• Provided entries:
---+---
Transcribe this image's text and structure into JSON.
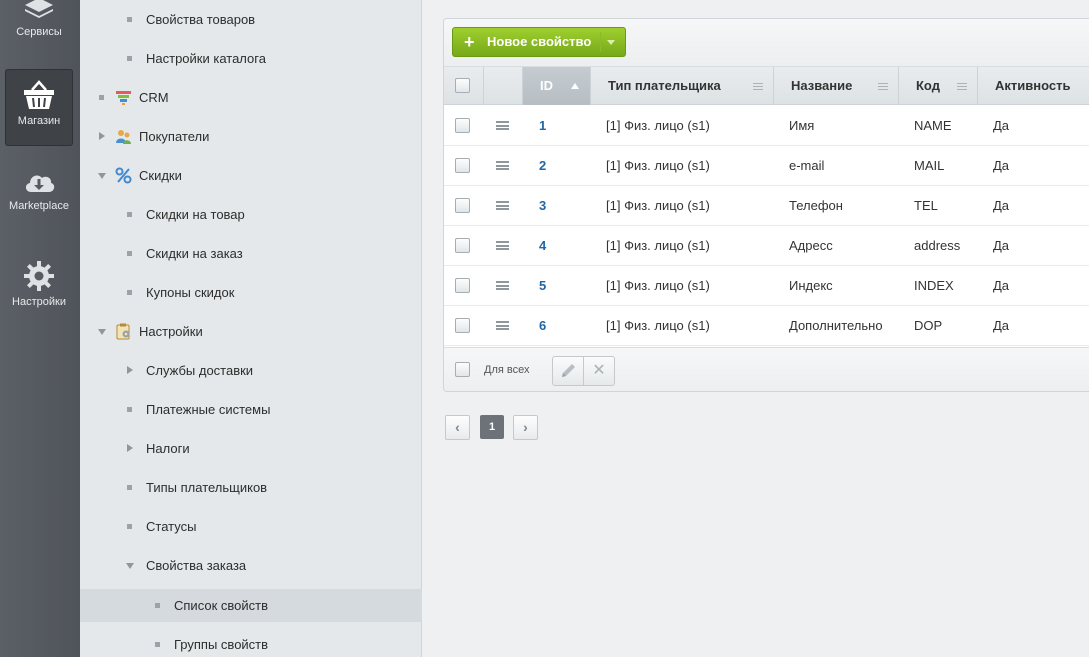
{
  "rail": {
    "items": [
      {
        "label": "Сервисы",
        "icon": "layers-icon"
      },
      {
        "label": "Магазин",
        "icon": "basket-icon",
        "active": true
      },
      {
        "label": "Marketplace",
        "icon": "cloud-download-icon"
      },
      {
        "label": "Настройки",
        "icon": "gear-icon"
      }
    ]
  },
  "menu": {
    "items": [
      {
        "label": "Свойства товаров"
      },
      {
        "label": "Настройки каталога"
      },
      {
        "label": "CRM",
        "icon": "crm-funnel-icon"
      },
      {
        "label": "Покупатели",
        "icon": "customers-icon"
      },
      {
        "label": "Скидки",
        "icon": "percent-icon"
      },
      {
        "label": "Скидки на товар"
      },
      {
        "label": "Скидки на заказ"
      },
      {
        "label": "Купоны скидок"
      },
      {
        "label": "Настройки",
        "icon": "settings-clipboard-icon"
      },
      {
        "label": "Службы доставки"
      },
      {
        "label": "Платежные системы"
      },
      {
        "label": "Налоги"
      },
      {
        "label": "Типы плательщиков"
      },
      {
        "label": "Статусы"
      },
      {
        "label": "Свойства заказа"
      },
      {
        "label": "Список свойств",
        "selected": true
      },
      {
        "label": "Группы свойств"
      }
    ]
  },
  "toolbar": {
    "new_button": "Новое свойство"
  },
  "table": {
    "columns": [
      "ID",
      "Тип плательщика",
      "Название",
      "Код",
      "Активность"
    ],
    "sorted_column": "ID",
    "sort_direction": "asc",
    "rows": [
      {
        "id": "1",
        "payer": "[1] Физ. лицо (s1)",
        "name": "Имя",
        "code": "NAME",
        "active": "Да"
      },
      {
        "id": "2",
        "payer": "[1] Физ. лицо (s1)",
        "name": "e-mail",
        "code": "MAIL",
        "active": "Да"
      },
      {
        "id": "3",
        "payer": "[1] Физ. лицо (s1)",
        "name": "Телефон",
        "code": "TEL",
        "active": "Да"
      },
      {
        "id": "4",
        "payer": "[1] Физ. лицо (s1)",
        "name": "Адресс",
        "code": "address",
        "active": "Да"
      },
      {
        "id": "5",
        "payer": "[1] Физ. лицо (s1)",
        "name": "Индекс",
        "code": "INDEX",
        "active": "Да"
      },
      {
        "id": "6",
        "payer": "[1] Физ. лицо (s1)",
        "name": "Дополнительно",
        "code": "DOP",
        "active": "Да"
      }
    ]
  },
  "footer": {
    "for_all": "Для всех"
  },
  "pager": {
    "prev": "‹",
    "current": "1",
    "next": "›"
  },
  "colors": {
    "rail_bg": "#575c62",
    "menu_bg": "#e4e8ea",
    "accent_green": "#8bbd24",
    "id_link": "#2066a5"
  }
}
---+---
• Given task:
Write out again every line above exactly as given; the pictures do not belong in the copy.

• Solution to this task:
Transcribe this image's text and structure into JSON.
{
  "rail": {
    "items": [
      {
        "label": "Сервисы",
        "icon": "layers-icon"
      },
      {
        "label": "Магазин",
        "icon": "basket-icon",
        "active": true
      },
      {
        "label": "Marketplace",
        "icon": "cloud-download-icon"
      },
      {
        "label": "Настройки",
        "icon": "gear-icon"
      }
    ]
  },
  "menu": {
    "items": [
      {
        "label": "Свойства товаров"
      },
      {
        "label": "Настройки каталога"
      },
      {
        "label": "CRM",
        "icon": "crm-funnel-icon"
      },
      {
        "label": "Покупатели",
        "icon": "customers-icon"
      },
      {
        "label": "Скидки",
        "icon": "percent-icon"
      },
      {
        "label": "Скидки на товар"
      },
      {
        "label": "Скидки на заказ"
      },
      {
        "label": "Купоны скидок"
      },
      {
        "label": "Настройки",
        "icon": "settings-clipboard-icon"
      },
      {
        "label": "Службы доставки"
      },
      {
        "label": "Платежные системы"
      },
      {
        "label": "Налоги"
      },
      {
        "label": "Типы плательщиков"
      },
      {
        "label": "Статусы"
      },
      {
        "label": "Свойства заказа"
      },
      {
        "label": "Список свойств",
        "selected": true
      },
      {
        "label": "Группы свойств"
      }
    ]
  },
  "toolbar": {
    "new_button": "Новое свойство"
  },
  "table": {
    "columns": [
      "ID",
      "Тип плательщика",
      "Название",
      "Код",
      "Активность"
    ],
    "sorted_column": "ID",
    "sort_direction": "asc",
    "rows": [
      {
        "id": "1",
        "payer": "[1] Физ. лицо (s1)",
        "name": "Имя",
        "code": "NAME",
        "active": "Да"
      },
      {
        "id": "2",
        "payer": "[1] Физ. лицо (s1)",
        "name": "e-mail",
        "code": "MAIL",
        "active": "Да"
      },
      {
        "id": "3",
        "payer": "[1] Физ. лицо (s1)",
        "name": "Телефон",
        "code": "TEL",
        "active": "Да"
      },
      {
        "id": "4",
        "payer": "[1] Физ. лицо (s1)",
        "name": "Адресс",
        "code": "address",
        "active": "Да"
      },
      {
        "id": "5",
        "payer": "[1] Физ. лицо (s1)",
        "name": "Индекс",
        "code": "INDEX",
        "active": "Да"
      },
      {
        "id": "6",
        "payer": "[1] Физ. лицо (s1)",
        "name": "Дополнительно",
        "code": "DOP",
        "active": "Да"
      }
    ]
  },
  "footer": {
    "for_all": "Для всех"
  },
  "pager": {
    "prev": "‹",
    "current": "1",
    "next": "›"
  },
  "colors": {
    "rail_bg": "#575c62",
    "menu_bg": "#e4e8ea",
    "accent_green": "#8bbd24",
    "id_link": "#2066a5"
  }
}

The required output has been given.